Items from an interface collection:
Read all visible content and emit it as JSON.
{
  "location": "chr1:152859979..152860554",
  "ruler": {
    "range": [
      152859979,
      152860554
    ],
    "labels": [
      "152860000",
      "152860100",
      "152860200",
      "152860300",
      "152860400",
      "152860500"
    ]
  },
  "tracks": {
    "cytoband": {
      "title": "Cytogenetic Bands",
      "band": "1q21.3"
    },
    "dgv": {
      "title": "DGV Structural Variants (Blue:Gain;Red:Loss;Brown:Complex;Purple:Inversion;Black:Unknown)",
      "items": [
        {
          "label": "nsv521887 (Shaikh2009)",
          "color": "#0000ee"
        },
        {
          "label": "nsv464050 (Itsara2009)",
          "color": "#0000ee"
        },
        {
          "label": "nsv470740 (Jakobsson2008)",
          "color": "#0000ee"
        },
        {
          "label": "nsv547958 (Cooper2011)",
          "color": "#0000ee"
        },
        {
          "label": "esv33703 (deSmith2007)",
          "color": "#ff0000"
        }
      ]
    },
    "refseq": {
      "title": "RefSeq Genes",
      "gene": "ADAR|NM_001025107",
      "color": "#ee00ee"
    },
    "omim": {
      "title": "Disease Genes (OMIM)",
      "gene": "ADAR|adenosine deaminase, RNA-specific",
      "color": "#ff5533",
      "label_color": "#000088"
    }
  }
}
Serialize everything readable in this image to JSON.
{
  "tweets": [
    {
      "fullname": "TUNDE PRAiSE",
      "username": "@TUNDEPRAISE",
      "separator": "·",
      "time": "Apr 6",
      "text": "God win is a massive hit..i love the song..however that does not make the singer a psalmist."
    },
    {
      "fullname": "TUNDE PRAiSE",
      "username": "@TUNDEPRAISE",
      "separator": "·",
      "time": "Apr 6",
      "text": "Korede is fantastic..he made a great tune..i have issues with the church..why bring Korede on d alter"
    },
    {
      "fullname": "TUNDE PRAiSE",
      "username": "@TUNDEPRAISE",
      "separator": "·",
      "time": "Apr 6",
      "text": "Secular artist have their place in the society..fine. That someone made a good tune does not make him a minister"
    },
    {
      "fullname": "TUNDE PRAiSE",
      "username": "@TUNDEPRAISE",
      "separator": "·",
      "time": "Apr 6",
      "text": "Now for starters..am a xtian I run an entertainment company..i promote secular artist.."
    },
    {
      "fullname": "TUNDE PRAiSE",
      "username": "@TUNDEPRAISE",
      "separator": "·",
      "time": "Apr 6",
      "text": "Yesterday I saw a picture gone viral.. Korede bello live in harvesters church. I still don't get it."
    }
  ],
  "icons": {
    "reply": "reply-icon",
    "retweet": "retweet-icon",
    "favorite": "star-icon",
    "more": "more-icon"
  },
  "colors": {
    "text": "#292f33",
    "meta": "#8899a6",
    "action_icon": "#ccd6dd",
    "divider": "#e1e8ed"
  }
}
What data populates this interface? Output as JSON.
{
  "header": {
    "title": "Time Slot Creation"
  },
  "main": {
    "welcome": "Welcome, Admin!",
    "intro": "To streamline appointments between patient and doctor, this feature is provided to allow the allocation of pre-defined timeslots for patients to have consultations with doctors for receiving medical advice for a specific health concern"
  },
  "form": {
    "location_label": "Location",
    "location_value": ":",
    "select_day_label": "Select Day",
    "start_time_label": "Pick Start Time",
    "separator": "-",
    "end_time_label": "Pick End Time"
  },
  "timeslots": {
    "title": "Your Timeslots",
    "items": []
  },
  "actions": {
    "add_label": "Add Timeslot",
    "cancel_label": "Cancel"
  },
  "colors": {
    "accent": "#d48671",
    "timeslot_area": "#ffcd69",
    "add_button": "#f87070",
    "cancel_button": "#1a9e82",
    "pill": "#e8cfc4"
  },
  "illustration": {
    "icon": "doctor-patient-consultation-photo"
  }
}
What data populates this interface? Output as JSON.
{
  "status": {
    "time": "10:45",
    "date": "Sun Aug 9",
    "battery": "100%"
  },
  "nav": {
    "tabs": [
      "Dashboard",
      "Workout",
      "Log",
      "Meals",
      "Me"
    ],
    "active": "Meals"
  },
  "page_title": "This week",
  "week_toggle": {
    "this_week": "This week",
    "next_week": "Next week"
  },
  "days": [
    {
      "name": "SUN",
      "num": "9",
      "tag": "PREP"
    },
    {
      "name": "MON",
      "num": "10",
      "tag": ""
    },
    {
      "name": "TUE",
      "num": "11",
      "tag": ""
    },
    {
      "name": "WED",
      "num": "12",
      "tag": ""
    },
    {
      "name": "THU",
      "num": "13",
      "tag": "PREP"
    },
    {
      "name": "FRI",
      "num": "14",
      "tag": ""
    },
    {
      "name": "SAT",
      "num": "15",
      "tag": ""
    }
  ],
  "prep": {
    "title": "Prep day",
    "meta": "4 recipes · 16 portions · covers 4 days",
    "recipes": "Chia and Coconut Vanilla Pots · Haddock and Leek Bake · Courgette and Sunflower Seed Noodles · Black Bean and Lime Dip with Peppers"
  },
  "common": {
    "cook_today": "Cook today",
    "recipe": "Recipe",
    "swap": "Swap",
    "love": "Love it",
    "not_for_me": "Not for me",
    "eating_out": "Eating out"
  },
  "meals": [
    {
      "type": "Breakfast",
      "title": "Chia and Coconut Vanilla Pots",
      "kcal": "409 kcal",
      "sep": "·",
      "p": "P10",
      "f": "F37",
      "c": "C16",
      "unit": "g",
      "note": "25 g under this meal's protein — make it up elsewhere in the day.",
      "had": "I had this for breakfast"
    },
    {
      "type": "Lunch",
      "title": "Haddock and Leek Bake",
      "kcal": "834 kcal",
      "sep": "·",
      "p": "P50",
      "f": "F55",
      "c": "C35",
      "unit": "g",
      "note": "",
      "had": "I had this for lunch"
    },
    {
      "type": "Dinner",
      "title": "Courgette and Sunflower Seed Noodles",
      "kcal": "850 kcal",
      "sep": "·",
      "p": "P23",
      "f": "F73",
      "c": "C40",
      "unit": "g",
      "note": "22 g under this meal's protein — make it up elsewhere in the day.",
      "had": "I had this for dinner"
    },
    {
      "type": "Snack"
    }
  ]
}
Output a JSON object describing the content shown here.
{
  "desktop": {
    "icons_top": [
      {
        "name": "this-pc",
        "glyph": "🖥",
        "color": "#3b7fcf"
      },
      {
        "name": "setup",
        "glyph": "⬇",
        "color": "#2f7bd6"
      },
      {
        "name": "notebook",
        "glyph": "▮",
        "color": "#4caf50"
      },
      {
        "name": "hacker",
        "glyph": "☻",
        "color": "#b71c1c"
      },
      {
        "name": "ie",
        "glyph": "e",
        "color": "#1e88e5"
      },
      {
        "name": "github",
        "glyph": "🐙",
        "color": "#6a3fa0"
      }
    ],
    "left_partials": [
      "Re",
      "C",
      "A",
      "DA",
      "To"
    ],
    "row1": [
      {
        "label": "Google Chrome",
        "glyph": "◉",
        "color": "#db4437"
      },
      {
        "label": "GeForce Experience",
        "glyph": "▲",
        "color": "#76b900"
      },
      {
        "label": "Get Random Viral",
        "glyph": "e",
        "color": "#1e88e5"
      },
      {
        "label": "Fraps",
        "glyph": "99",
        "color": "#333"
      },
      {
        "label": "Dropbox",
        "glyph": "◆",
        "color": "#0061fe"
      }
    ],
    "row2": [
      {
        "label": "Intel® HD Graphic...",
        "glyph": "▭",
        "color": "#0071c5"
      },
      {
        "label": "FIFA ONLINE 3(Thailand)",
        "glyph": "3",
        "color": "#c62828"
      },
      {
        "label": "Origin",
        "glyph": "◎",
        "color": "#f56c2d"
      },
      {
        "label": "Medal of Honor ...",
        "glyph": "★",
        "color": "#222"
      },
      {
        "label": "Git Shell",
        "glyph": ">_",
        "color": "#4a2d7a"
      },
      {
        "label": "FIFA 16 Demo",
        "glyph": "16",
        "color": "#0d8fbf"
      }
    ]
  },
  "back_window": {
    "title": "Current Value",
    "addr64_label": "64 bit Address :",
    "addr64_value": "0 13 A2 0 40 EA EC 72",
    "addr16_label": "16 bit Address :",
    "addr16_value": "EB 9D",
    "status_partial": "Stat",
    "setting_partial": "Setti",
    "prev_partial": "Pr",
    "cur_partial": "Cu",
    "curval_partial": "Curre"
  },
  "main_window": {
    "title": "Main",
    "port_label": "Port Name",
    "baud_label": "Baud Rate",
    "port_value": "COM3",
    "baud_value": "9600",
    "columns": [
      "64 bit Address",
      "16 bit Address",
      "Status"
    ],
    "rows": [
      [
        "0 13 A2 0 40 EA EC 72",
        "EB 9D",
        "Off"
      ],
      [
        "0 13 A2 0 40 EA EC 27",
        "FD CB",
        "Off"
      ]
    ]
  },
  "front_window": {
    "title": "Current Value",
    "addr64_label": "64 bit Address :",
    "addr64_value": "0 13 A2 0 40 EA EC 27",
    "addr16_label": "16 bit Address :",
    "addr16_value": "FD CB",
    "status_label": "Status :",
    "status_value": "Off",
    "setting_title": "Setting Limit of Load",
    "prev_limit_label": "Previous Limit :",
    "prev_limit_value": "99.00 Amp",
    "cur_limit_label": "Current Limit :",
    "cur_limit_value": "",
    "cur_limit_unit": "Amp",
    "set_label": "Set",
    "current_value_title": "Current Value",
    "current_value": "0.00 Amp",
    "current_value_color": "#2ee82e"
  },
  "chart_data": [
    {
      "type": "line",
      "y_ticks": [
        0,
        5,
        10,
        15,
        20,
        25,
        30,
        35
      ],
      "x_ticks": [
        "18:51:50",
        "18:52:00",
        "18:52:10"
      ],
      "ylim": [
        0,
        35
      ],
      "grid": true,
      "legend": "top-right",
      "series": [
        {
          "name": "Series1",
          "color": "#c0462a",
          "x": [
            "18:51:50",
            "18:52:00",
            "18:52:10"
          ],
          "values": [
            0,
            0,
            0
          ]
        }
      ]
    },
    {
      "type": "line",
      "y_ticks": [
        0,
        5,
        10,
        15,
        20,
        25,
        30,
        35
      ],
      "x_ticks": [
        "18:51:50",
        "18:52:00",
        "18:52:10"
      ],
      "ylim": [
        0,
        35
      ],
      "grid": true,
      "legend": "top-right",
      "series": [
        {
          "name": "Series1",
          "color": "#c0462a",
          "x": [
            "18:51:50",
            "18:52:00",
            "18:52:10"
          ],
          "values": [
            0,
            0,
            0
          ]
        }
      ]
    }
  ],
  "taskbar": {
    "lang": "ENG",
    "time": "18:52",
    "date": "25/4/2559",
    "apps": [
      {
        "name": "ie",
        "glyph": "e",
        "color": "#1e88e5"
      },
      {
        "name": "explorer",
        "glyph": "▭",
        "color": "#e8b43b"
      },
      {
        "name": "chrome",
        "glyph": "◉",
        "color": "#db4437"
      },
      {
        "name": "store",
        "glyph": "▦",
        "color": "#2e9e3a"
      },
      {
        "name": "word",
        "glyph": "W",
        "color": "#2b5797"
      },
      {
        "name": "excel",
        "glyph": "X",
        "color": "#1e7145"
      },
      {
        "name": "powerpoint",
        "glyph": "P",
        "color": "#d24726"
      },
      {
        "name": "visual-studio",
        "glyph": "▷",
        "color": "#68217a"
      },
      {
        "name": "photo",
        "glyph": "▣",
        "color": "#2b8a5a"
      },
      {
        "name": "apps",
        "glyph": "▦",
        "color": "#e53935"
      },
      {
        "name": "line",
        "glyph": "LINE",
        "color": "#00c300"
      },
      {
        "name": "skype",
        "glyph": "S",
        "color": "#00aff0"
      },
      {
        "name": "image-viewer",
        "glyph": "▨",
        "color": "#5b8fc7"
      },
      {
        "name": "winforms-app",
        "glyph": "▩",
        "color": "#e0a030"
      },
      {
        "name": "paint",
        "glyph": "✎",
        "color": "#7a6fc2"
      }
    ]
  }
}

**Task objective:** Wherever the string "days" appears in the data above, copy the line it sits in.

**Result:**
  "days": [
    "meta": "4 recipes · 16 portions · covers 4 days",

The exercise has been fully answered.